Dataset entries:

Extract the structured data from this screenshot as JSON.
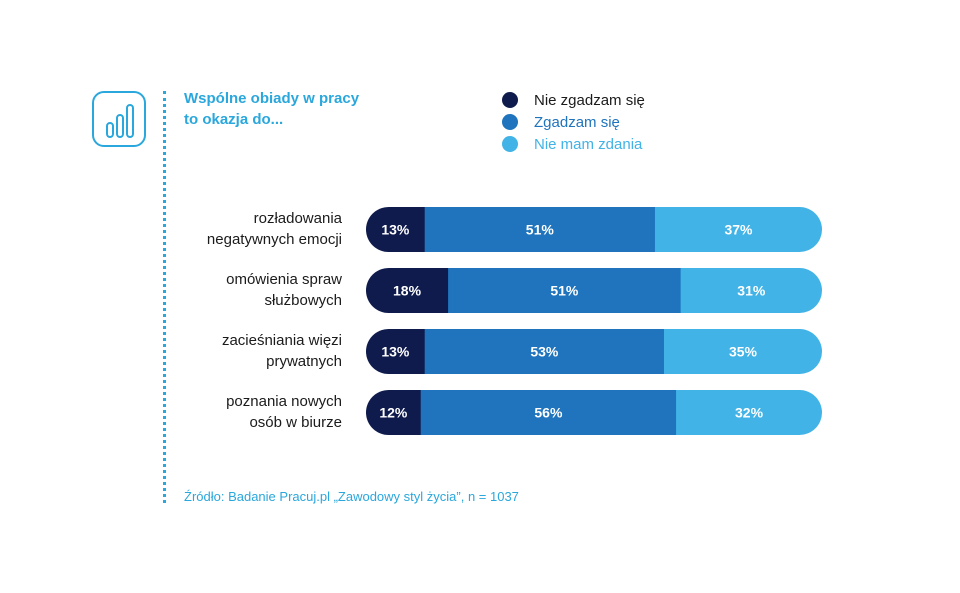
{
  "title": {
    "line1": "Wspólne obiady w pracy",
    "line2": "to okazja do..."
  },
  "icon": "bar-chart-icon",
  "colors": {
    "accent": "#2aa7dc",
    "disagree": "#0f1b4c",
    "agree": "#1f74bd",
    "no_opinion": "#41b3e6"
  },
  "legend": [
    {
      "label": "Nie zgadzam się",
      "color": "#0f1b4c",
      "text_color": "#1b1b1b"
    },
    {
      "label": "Zgadzam się",
      "color": "#1f74bd",
      "text_color": "#1f74bd"
    },
    {
      "label": "Nie mam zdania",
      "color": "#41b3e6",
      "text_color": "#41b3e6"
    }
  ],
  "categories": [
    {
      "line1": "rozładowania",
      "line2": "negatywnych emocji"
    },
    {
      "line1": "omówienia spraw",
      "line2": "służbowych"
    },
    {
      "line1": "zacieśniania więzi",
      "line2": "prywatnych"
    },
    {
      "line1": "poznania nowych",
      "line2": "osób w biurze"
    }
  ],
  "chart_data": {
    "type": "bar",
    "orientation": "horizontal",
    "stacked": true,
    "categories": [
      "rozładowania negatywnych emocji",
      "omówienia spraw służbowych",
      "zacieśniania więzi prywatnych",
      "poznania nowych osób w biurze"
    ],
    "series": [
      {
        "name": "Nie zgadzam się",
        "values": [
          13,
          18,
          13,
          12
        ],
        "labels": [
          "13%",
          "18%",
          "13%",
          "12%"
        ]
      },
      {
        "name": "Zgadzam się",
        "values": [
          51,
          51,
          53,
          56
        ],
        "labels": [
          "51%",
          "51%",
          "53%",
          "56%"
        ]
      },
      {
        "name": "Nie mam zdania",
        "values": [
          37,
          31,
          35,
          32
        ],
        "labels": [
          "37%",
          "31%",
          "35%",
          "32%"
        ]
      }
    ],
    "title": "Wspólne obiady w pracy to okazja do...",
    "legend_position": "top-right"
  },
  "source": "Źródło: Badanie Pracuj.pl „Zawodowy styl życia”, n = 1037"
}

Given task: Return the whole listing, word for word, and leave out every picture.

Answer below:
Extract the structured data from this screenshot as JSON.
{
  "title": {
    "line1": "Wspólne obiady w pracy",
    "line2": "to okazja do..."
  },
  "icon": "bar-chart-icon",
  "colors": {
    "accent": "#2aa7dc",
    "disagree": "#0f1b4c",
    "agree": "#1f74bd",
    "no_opinion": "#41b3e6"
  },
  "legend": [
    {
      "label": "Nie zgadzam się",
      "color": "#0f1b4c",
      "text_color": "#1b1b1b"
    },
    {
      "label": "Zgadzam się",
      "color": "#1f74bd",
      "text_color": "#1f74bd"
    },
    {
      "label": "Nie mam zdania",
      "color": "#41b3e6",
      "text_color": "#41b3e6"
    }
  ],
  "categories": [
    {
      "line1": "rozładowania",
      "line2": "negatywnych emocji"
    },
    {
      "line1": "omówienia spraw",
      "line2": "służbowych"
    },
    {
      "line1": "zacieśniania więzi",
      "line2": "prywatnych"
    },
    {
      "line1": "poznania nowych",
      "line2": "osób w biurze"
    }
  ],
  "chart_data": {
    "type": "bar",
    "orientation": "horizontal",
    "stacked": true,
    "categories": [
      "rozładowania negatywnych emocji",
      "omówienia spraw służbowych",
      "zacieśniania więzi prywatnych",
      "poznania nowych osób w biurze"
    ],
    "series": [
      {
        "name": "Nie zgadzam się",
        "values": [
          13,
          18,
          13,
          12
        ],
        "labels": [
          "13%",
          "18%",
          "13%",
          "12%"
        ]
      },
      {
        "name": "Zgadzam się",
        "values": [
          51,
          51,
          53,
          56
        ],
        "labels": [
          "51%",
          "51%",
          "53%",
          "56%"
        ]
      },
      {
        "name": "Nie mam zdania",
        "values": [
          37,
          31,
          35,
          32
        ],
        "labels": [
          "37%",
          "31%",
          "35%",
          "32%"
        ]
      }
    ],
    "title": "Wspólne obiady w pracy to okazja do...",
    "legend_position": "top-right"
  },
  "source": "Źródło: Badanie Pracuj.pl „Zawodowy styl życia”, n = 1037"
}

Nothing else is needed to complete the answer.